DATA LINES =>
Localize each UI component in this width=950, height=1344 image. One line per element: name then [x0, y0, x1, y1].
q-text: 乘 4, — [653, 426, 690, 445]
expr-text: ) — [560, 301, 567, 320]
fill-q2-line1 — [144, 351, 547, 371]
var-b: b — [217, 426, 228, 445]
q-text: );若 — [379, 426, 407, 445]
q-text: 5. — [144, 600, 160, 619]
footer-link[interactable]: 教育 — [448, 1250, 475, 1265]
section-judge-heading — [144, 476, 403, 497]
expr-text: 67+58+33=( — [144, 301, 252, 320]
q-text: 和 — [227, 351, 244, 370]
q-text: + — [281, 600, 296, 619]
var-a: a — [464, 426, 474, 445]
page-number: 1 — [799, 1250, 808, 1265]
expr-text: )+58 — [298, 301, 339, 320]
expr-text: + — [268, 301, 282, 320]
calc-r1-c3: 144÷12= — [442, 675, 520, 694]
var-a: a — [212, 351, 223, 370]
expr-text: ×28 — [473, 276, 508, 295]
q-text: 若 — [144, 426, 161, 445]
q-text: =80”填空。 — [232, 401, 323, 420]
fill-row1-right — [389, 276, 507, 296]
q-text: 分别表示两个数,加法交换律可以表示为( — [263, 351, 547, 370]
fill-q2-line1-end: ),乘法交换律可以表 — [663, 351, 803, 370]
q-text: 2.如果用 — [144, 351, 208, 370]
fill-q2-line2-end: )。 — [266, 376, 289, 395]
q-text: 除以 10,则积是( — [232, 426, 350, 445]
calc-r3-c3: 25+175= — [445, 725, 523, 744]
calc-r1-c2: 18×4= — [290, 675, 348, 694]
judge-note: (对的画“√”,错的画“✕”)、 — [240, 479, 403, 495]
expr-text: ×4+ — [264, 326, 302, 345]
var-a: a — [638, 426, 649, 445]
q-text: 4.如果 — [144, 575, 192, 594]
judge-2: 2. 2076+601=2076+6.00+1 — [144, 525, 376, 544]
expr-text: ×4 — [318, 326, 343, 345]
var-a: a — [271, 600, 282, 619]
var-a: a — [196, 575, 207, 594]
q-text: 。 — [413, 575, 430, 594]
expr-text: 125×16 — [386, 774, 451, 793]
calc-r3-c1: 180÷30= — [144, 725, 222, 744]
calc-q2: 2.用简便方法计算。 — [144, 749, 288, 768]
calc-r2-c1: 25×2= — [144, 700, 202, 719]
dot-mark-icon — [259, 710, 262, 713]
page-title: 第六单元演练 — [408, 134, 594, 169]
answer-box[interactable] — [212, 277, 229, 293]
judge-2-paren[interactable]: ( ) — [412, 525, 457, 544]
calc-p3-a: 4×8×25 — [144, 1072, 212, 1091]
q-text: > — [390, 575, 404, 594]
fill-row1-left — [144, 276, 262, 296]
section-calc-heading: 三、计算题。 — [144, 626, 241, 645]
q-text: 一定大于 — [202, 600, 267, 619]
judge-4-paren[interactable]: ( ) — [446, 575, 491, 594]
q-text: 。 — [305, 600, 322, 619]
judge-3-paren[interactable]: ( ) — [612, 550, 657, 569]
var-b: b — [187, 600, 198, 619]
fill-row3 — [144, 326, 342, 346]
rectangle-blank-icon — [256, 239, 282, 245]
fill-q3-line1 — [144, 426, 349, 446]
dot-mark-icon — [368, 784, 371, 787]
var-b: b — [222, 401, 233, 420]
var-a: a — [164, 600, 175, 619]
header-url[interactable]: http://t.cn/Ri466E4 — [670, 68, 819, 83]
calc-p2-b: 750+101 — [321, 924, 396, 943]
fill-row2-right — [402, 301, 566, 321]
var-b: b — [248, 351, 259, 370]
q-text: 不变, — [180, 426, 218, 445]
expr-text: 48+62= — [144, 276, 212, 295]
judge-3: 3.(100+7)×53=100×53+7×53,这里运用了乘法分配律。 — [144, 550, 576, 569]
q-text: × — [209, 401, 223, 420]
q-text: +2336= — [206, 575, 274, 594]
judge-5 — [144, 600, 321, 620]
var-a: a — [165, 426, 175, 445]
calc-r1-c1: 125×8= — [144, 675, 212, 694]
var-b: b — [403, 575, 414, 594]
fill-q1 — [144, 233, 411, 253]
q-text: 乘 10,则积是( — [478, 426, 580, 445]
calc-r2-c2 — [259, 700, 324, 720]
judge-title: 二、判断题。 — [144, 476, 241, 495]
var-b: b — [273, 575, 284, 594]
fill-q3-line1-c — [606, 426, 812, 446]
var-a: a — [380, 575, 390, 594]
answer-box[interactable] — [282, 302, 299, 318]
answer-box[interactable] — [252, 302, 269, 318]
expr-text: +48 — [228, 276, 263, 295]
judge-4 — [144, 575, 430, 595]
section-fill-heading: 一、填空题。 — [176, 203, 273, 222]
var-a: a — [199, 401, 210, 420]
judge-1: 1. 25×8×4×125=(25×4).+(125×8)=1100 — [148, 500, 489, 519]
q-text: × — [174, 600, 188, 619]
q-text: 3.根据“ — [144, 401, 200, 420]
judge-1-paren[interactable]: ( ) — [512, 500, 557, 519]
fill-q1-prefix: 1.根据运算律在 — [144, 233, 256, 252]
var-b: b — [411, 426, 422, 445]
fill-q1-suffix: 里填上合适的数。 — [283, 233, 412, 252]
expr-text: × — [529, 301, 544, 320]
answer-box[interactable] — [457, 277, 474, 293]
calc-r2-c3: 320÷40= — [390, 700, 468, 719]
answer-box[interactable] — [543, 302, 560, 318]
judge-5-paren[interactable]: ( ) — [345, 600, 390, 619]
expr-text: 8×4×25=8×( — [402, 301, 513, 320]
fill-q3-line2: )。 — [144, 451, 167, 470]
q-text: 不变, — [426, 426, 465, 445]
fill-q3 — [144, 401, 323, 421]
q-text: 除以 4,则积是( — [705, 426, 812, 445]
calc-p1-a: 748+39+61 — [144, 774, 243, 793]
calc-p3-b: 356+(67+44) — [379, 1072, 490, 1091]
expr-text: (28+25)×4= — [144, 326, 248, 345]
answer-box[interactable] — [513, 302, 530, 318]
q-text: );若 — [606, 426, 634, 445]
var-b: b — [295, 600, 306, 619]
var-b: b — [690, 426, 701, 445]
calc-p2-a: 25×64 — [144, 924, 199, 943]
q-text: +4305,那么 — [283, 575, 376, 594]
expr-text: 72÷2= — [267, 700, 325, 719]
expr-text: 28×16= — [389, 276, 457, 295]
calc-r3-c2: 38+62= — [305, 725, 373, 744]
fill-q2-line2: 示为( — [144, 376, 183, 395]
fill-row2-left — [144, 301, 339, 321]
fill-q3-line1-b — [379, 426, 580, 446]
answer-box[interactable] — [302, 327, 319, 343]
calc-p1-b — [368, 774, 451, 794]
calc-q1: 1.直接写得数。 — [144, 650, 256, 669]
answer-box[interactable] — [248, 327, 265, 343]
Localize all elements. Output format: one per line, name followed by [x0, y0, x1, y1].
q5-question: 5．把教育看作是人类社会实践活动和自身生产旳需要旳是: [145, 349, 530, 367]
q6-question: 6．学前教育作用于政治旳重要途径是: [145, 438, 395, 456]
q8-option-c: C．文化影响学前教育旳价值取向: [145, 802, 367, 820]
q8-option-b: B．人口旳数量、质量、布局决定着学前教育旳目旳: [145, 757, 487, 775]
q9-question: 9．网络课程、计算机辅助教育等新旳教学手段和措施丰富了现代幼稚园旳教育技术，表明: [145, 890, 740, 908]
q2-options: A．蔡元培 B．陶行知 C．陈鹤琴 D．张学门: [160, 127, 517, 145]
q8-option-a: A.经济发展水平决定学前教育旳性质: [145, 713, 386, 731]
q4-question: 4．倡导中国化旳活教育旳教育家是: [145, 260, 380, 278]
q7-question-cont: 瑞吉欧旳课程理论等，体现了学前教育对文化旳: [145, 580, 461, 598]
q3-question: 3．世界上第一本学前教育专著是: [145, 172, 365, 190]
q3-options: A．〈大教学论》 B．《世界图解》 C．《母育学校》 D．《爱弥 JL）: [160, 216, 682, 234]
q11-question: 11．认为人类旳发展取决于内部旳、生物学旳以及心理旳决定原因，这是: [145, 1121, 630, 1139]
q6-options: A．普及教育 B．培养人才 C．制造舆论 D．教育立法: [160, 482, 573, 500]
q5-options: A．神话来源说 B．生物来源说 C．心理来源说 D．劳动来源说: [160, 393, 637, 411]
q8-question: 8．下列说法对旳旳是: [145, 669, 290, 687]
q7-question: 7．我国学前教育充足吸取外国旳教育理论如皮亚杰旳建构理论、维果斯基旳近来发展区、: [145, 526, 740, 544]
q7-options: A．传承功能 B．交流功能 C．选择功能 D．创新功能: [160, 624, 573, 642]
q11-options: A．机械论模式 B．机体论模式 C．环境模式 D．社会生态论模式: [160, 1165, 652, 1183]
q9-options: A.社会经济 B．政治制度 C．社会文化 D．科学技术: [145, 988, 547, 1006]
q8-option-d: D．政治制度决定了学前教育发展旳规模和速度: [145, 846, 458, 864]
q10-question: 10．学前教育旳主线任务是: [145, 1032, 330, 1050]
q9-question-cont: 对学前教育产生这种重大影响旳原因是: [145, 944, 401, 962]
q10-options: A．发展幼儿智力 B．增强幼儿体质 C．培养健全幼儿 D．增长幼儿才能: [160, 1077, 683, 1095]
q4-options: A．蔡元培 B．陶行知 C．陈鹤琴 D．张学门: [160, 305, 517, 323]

TASK GOAL => Copy the stretch of the material from its first line through the line containing "calc-r1-c3: 144÷12= — [442, 675, 520, 694]", reproducing each line without change.

OUTPUT FOR THIS EXERCISE =>
Localize each UI component in this width=950, height=1344 image. One line per element: name then [x0, y0, x1, y1].
q-text: 乘 4, — [653, 426, 690, 445]
expr-text: ) — [560, 301, 567, 320]
fill-q2-line1 — [144, 351, 547, 371]
var-b: b — [217, 426, 228, 445]
q-text: );若 — [379, 426, 407, 445]
q-text: 5. — [144, 600, 160, 619]
footer-link[interactable]: 教育 — [448, 1250, 475, 1265]
section-judge-heading — [144, 476, 403, 497]
expr-text: 67+58+33=( — [144, 301, 252, 320]
q-text: 和 — [227, 351, 244, 370]
q-text: + — [281, 600, 296, 619]
var-a: a — [464, 426, 474, 445]
page-number: 1 — [799, 1250, 808, 1265]
expr-text: )+58 — [298, 301, 339, 320]
expr-text: + — [268, 301, 282, 320]
calc-r1-c3: 144÷12= — [442, 675, 520, 694]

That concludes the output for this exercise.